▸ **Stated task**
Output each entry that follows exactly. Images stay out.

start

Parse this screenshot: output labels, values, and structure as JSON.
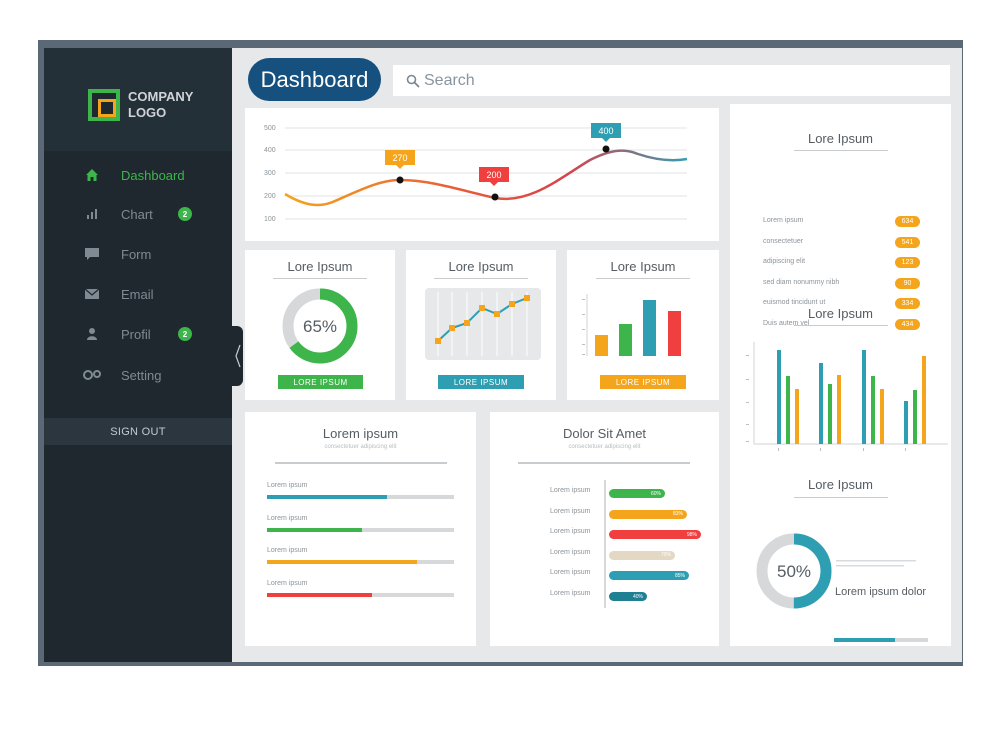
{
  "brand": {
    "line1": "COMPANY",
    "line2": "LOGO"
  },
  "sidebar": {
    "items": [
      {
        "label": "Dashboard",
        "icon": "home-icon",
        "active": true
      },
      {
        "label": "Chart",
        "icon": "bar-chart-icon",
        "badge": "2"
      },
      {
        "label": "Form",
        "icon": "chat-icon"
      },
      {
        "label": "Email",
        "icon": "envelope-icon"
      },
      {
        "label": "Profil",
        "icon": "user-icon",
        "badge": "2"
      },
      {
        "label": "Setting",
        "icon": "gear-icon"
      }
    ],
    "signout": "SIGN OUT"
  },
  "header": {
    "title": "Dashboard",
    "search_placeholder": "Search"
  },
  "line_chart": {
    "y_ticks": [
      "500",
      "400",
      "300",
      "200",
      "100"
    ],
    "callouts": [
      "270",
      "200",
      "400"
    ]
  },
  "donut_card": {
    "title": "Lore Ipsum",
    "value": "65%",
    "button": "LORE IPSUM",
    "percent": 65
  },
  "spark_card": {
    "title": "Lore Ipsum",
    "button": "LORE IPSUM"
  },
  "bars_card": {
    "title": "Lore Ipsum",
    "button": "LORE IPSUM"
  },
  "progress_card": {
    "title": "Lorem ipsum",
    "subtitle": "consectetuer adipiscing elit",
    "items": [
      {
        "label": "Lorem ipsum",
        "fill": 0.64
      },
      {
        "label": "Lorem ipsum",
        "fill": 0.51
      },
      {
        "label": "Lorem ipsum",
        "fill": 0.8
      },
      {
        "label": "Lorem ipsum",
        "fill": 0.56
      }
    ]
  },
  "hbar_card": {
    "title": "Dolor Sit Amet",
    "subtitle": "consectetuer adipiscing elit",
    "rows": [
      {
        "label": "Lorem ipsum",
        "value": "60%",
        "fill": 0.6
      },
      {
        "label": "Lorem ipsum",
        "value": "83%",
        "fill": 0.83
      },
      {
        "label": "Lorem ipsum",
        "value": "98%",
        "fill": 0.98
      },
      {
        "label": "Lorem ipsum",
        "value": "70%",
        "fill": 0.7
      },
      {
        "label": "Lorem ipsum",
        "value": "85%",
        "fill": 0.85
      },
      {
        "label": "Lorem ipsum",
        "value": "40%",
        "fill": 0.4
      }
    ]
  },
  "right_list": {
    "title": "Lore Ipsum",
    "items": [
      {
        "label": "Lorem ipsum",
        "value": "634"
      },
      {
        "label": "consectetuer",
        "value": "541"
      },
      {
        "label": "adipiscing elit",
        "value": "123"
      },
      {
        "label": "sed diam nonummy nibh",
        "value": "90"
      },
      {
        "label": "euismod tincidunt ut",
        "value": "334"
      },
      {
        "label": "Duis autem vel",
        "value": "434"
      }
    ]
  },
  "right_bars": {
    "title": "Lore Ipsum"
  },
  "right_donut": {
    "title": "Lore Ipsum",
    "value": "50%",
    "percent": 50,
    "heading": "Lorem ipsum dolor",
    "progress": 0.65
  },
  "colors": {
    "green": "#3db54a",
    "orange": "#f4a51c",
    "teal": "#2e9fb3",
    "red": "#ef3f3f",
    "navy": "#15507e"
  }
}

end

▸ **Written reply**
Parse this screenshot: output labels, values, and structure as JSON.
{
  "brand": {
    "line1": "COMPANY",
    "line2": "LOGO"
  },
  "sidebar": {
    "items": [
      {
        "label": "Dashboard",
        "icon": "home-icon",
        "active": true
      },
      {
        "label": "Chart",
        "icon": "bar-chart-icon",
        "badge": "2"
      },
      {
        "label": "Form",
        "icon": "chat-icon"
      },
      {
        "label": "Email",
        "icon": "envelope-icon"
      },
      {
        "label": "Profil",
        "icon": "user-icon",
        "badge": "2"
      },
      {
        "label": "Setting",
        "icon": "gear-icon"
      }
    ],
    "signout": "SIGN OUT"
  },
  "header": {
    "title": "Dashboard",
    "search_placeholder": "Search"
  },
  "line_chart": {
    "y_ticks": [
      "500",
      "400",
      "300",
      "200",
      "100"
    ],
    "callouts": [
      "270",
      "200",
      "400"
    ]
  },
  "donut_card": {
    "title": "Lore Ipsum",
    "value": "65%",
    "button": "LORE IPSUM",
    "percent": 65
  },
  "spark_card": {
    "title": "Lore Ipsum",
    "button": "LORE IPSUM"
  },
  "bars_card": {
    "title": "Lore Ipsum",
    "button": "LORE IPSUM"
  },
  "progress_card": {
    "title": "Lorem ipsum",
    "subtitle": "consectetuer adipiscing elit",
    "items": [
      {
        "label": "Lorem ipsum",
        "fill": 0.64
      },
      {
        "label": "Lorem ipsum",
        "fill": 0.51
      },
      {
        "label": "Lorem ipsum",
        "fill": 0.8
      },
      {
        "label": "Lorem ipsum",
        "fill": 0.56
      }
    ]
  },
  "hbar_card": {
    "title": "Dolor Sit Amet",
    "subtitle": "consectetuer adipiscing elit",
    "rows": [
      {
        "label": "Lorem ipsum",
        "value": "60%",
        "fill": 0.6
      },
      {
        "label": "Lorem ipsum",
        "value": "83%",
        "fill": 0.83
      },
      {
        "label": "Lorem ipsum",
        "value": "98%",
        "fill": 0.98
      },
      {
        "label": "Lorem ipsum",
        "value": "70%",
        "fill": 0.7
      },
      {
        "label": "Lorem ipsum",
        "value": "85%",
        "fill": 0.85
      },
      {
        "label": "Lorem ipsum",
        "value": "40%",
        "fill": 0.4
      }
    ]
  },
  "right_list": {
    "title": "Lore Ipsum",
    "items": [
      {
        "label": "Lorem ipsum",
        "value": "634"
      },
      {
        "label": "consectetuer",
        "value": "541"
      },
      {
        "label": "adipiscing elit",
        "value": "123"
      },
      {
        "label": "sed diam nonummy nibh",
        "value": "90"
      },
      {
        "label": "euismod tincidunt ut",
        "value": "334"
      },
      {
        "label": "Duis autem vel",
        "value": "434"
      }
    ]
  },
  "right_bars": {
    "title": "Lore Ipsum"
  },
  "right_donut": {
    "title": "Lore Ipsum",
    "value": "50%",
    "percent": 50,
    "heading": "Lorem ipsum dolor",
    "progress": 0.65
  },
  "colors": {
    "green": "#3db54a",
    "orange": "#f4a51c",
    "teal": "#2e9fb3",
    "red": "#ef3f3f",
    "navy": "#15507e"
  }
}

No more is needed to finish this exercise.